Dataset listings of figures:
○ ○ ○ ○

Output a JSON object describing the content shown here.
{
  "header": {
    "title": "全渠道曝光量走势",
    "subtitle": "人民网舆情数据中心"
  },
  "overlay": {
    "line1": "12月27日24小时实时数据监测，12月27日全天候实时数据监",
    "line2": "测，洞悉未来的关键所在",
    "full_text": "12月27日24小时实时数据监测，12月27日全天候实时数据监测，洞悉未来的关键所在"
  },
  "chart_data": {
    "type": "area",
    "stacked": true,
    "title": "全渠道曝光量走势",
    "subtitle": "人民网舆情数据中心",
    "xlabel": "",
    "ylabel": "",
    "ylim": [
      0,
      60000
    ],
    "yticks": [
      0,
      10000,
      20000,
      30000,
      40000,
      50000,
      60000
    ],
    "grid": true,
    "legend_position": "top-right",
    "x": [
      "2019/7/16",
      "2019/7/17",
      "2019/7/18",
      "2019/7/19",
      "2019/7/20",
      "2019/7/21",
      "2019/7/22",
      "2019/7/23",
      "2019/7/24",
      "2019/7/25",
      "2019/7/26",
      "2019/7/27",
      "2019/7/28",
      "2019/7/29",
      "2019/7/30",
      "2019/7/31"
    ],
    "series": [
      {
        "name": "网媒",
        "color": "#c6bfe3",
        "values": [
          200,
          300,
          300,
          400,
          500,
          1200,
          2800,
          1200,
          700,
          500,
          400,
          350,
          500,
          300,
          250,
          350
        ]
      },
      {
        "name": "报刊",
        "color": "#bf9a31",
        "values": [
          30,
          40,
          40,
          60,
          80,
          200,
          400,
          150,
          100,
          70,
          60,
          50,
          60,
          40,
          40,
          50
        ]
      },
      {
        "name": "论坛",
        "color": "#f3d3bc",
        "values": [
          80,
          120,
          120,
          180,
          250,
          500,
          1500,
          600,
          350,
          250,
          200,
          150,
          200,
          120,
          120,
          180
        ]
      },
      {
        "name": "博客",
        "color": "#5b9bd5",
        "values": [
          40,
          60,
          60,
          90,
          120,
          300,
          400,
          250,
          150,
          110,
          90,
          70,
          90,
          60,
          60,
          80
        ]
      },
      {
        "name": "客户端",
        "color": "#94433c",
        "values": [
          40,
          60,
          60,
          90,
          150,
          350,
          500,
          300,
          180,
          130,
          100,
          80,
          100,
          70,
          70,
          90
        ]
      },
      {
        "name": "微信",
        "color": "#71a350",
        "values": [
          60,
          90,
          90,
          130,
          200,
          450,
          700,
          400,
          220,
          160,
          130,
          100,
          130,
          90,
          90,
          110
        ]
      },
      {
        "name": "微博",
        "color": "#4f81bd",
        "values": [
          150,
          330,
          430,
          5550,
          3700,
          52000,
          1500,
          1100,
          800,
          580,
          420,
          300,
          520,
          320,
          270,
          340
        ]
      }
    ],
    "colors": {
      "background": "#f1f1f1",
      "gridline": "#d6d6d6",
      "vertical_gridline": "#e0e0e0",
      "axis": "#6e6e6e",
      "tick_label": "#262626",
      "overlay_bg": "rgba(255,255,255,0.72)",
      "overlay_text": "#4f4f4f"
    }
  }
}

○ ○ ○ ○

**Directive**
Retype every entry word for word.

**Written answer**
Output a JSON object describing the content shown here.
{
  "header": {
    "title": "全渠道曝光量走势",
    "subtitle": "人民网舆情数据中心"
  },
  "overlay": {
    "line1": "12月27日24小时实时数据监测，12月27日全天候实时数据监",
    "line2": "测，洞悉未来的关键所在",
    "full_text": "12月27日24小时实时数据监测，12月27日全天候实时数据监测，洞悉未来的关键所在"
  },
  "chart_data": {
    "type": "area",
    "stacked": true,
    "title": "全渠道曝光量走势",
    "subtitle": "人民网舆情数据中心",
    "xlabel": "",
    "ylabel": "",
    "ylim": [
      0,
      60000
    ],
    "yticks": [
      0,
      10000,
      20000,
      30000,
      40000,
      50000,
      60000
    ],
    "grid": true,
    "legend_position": "top-right",
    "x": [
      "2019/7/16",
      "2019/7/17",
      "2019/7/18",
      "2019/7/19",
      "2019/7/20",
      "2019/7/21",
      "2019/7/22",
      "2019/7/23",
      "2019/7/24",
      "2019/7/25",
      "2019/7/26",
      "2019/7/27",
      "2019/7/28",
      "2019/7/29",
      "2019/7/30",
      "2019/7/31"
    ],
    "series": [
      {
        "name": "网媒",
        "color": "#c6bfe3",
        "values": [
          200,
          300,
          300,
          400,
          500,
          1200,
          2800,
          1200,
          700,
          500,
          400,
          350,
          500,
          300,
          250,
          350
        ]
      },
      {
        "name": "报刊",
        "color": "#bf9a31",
        "values": [
          30,
          40,
          40,
          60,
          80,
          200,
          400,
          150,
          100,
          70,
          60,
          50,
          60,
          40,
          40,
          50
        ]
      },
      {
        "name": "论坛",
        "color": "#f3d3bc",
        "values": [
          80,
          120,
          120,
          180,
          250,
          500,
          1500,
          600,
          350,
          250,
          200,
          150,
          200,
          120,
          120,
          180
        ]
      },
      {
        "name": "博客",
        "color": "#5b9bd5",
        "values": [
          40,
          60,
          60,
          90,
          120,
          300,
          400,
          250,
          150,
          110,
          90,
          70,
          90,
          60,
          60,
          80
        ]
      },
      {
        "name": "客户端",
        "color": "#94433c",
        "values": [
          40,
          60,
          60,
          90,
          150,
          350,
          500,
          300,
          180,
          130,
          100,
          80,
          100,
          70,
          70,
          90
        ]
      },
      {
        "name": "微信",
        "color": "#71a350",
        "values": [
          60,
          90,
          90,
          130,
          200,
          450,
          700,
          400,
          220,
          160,
          130,
          100,
          130,
          90,
          90,
          110
        ]
      },
      {
        "name": "微博",
        "color": "#4f81bd",
        "values": [
          150,
          330,
          430,
          5550,
          3700,
          52000,
          1500,
          1100,
          800,
          580,
          420,
          300,
          520,
          320,
          270,
          340
        ]
      }
    ],
    "colors": {
      "background": "#f1f1f1",
      "gridline": "#d6d6d6",
      "vertical_gridline": "#e0e0e0",
      "axis": "#6e6e6e",
      "tick_label": "#262626",
      "overlay_bg": "rgba(255,255,255,0.72)",
      "overlay_text": "#4f4f4f"
    }
  }
}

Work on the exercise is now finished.